• Working data
## start

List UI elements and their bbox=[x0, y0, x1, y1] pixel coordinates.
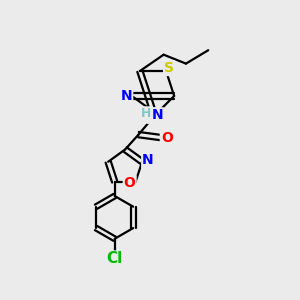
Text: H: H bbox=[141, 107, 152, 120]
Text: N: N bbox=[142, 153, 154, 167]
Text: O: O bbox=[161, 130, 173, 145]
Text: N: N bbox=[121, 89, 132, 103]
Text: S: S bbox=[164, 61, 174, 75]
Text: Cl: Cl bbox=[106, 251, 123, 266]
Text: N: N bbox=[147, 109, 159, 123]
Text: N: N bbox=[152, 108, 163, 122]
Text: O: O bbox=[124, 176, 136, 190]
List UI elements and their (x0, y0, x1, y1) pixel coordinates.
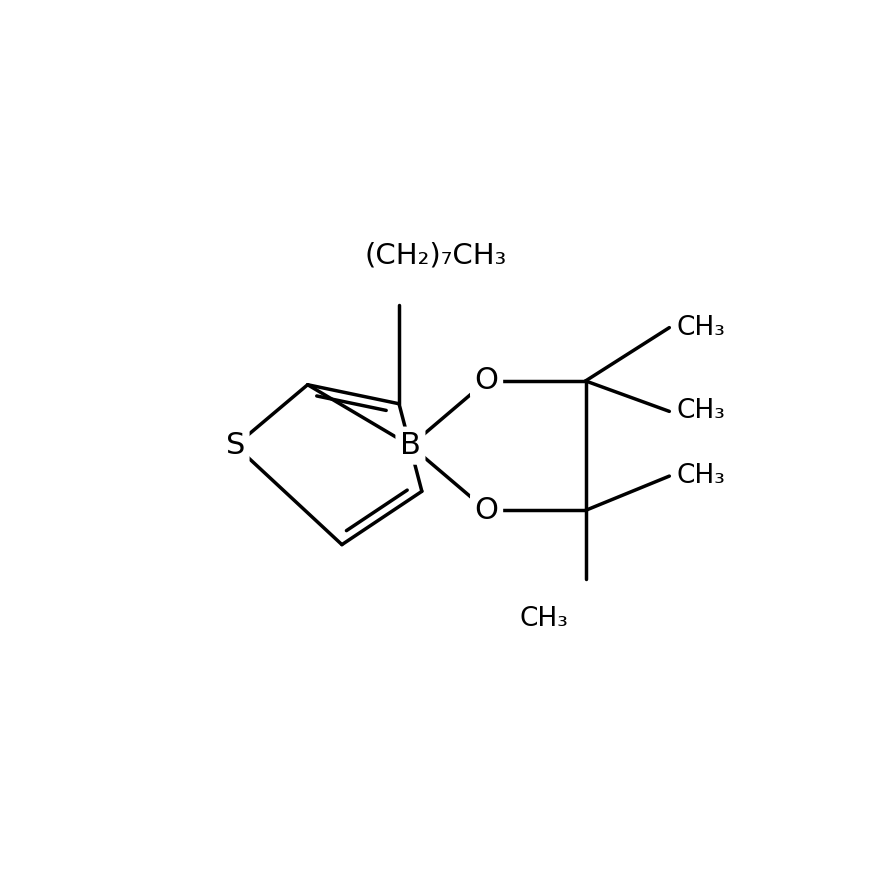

## end
## start

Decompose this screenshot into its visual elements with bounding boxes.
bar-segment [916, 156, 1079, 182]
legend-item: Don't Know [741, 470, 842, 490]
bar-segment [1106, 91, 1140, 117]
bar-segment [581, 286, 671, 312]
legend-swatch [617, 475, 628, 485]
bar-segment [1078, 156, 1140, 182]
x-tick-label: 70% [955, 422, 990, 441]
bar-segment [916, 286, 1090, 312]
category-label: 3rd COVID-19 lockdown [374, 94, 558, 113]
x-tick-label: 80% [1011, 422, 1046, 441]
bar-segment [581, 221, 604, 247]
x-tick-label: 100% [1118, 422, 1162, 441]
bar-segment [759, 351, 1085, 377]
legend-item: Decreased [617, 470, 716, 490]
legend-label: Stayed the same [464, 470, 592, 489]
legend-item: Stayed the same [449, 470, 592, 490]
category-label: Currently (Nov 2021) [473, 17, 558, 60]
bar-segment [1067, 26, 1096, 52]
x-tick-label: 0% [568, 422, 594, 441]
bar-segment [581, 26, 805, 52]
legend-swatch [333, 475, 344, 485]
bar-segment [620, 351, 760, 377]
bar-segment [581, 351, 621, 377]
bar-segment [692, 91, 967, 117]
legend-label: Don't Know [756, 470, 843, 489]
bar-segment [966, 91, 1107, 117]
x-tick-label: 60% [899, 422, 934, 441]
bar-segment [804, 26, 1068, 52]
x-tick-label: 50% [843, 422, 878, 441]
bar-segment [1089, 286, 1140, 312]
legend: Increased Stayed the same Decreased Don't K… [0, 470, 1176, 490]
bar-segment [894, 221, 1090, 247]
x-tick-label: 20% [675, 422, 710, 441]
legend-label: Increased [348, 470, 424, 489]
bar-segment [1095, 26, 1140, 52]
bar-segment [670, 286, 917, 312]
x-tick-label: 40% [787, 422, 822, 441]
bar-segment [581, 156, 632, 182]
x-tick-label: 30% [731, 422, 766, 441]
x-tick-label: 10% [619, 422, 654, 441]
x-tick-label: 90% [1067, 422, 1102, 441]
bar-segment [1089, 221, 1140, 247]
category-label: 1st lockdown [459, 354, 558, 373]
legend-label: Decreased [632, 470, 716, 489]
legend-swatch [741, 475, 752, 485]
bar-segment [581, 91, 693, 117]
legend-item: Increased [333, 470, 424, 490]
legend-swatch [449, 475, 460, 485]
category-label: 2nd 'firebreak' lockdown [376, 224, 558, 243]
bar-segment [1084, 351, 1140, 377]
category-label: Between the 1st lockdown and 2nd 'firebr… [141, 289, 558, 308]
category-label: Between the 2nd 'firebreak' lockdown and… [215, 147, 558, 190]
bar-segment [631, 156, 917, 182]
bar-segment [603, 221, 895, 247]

## end

• Your goal
Could you echo the rows word for word, beginning at the line that has "List UI elements and their bbox=[x0, y0, x1, y1]" and stopping after the line that has "List UI elements and their (x0, y0, x1, y1)", while leaving the pictures out?

• Finished answer
List UI elements and their bbox=[x0, y0, x1, y1] pixel coordinates.
Text: H: H bbox=[141, 107, 152, 120]
Text: N: N bbox=[142, 153, 154, 167]
Text: O: O bbox=[161, 130, 173, 145]
Text: N: N bbox=[121, 89, 132, 103]
Text: S: S bbox=[164, 61, 174, 75]
Text: Cl: Cl bbox=[106, 251, 123, 266]
Text: N: N bbox=[147, 109, 159, 123]
Text: N: N bbox=[152, 108, 163, 122]
Text: O: O bbox=[124, 176, 136, 190]
List UI elements and their (x0, y0, x1, y1) pixel coordinates.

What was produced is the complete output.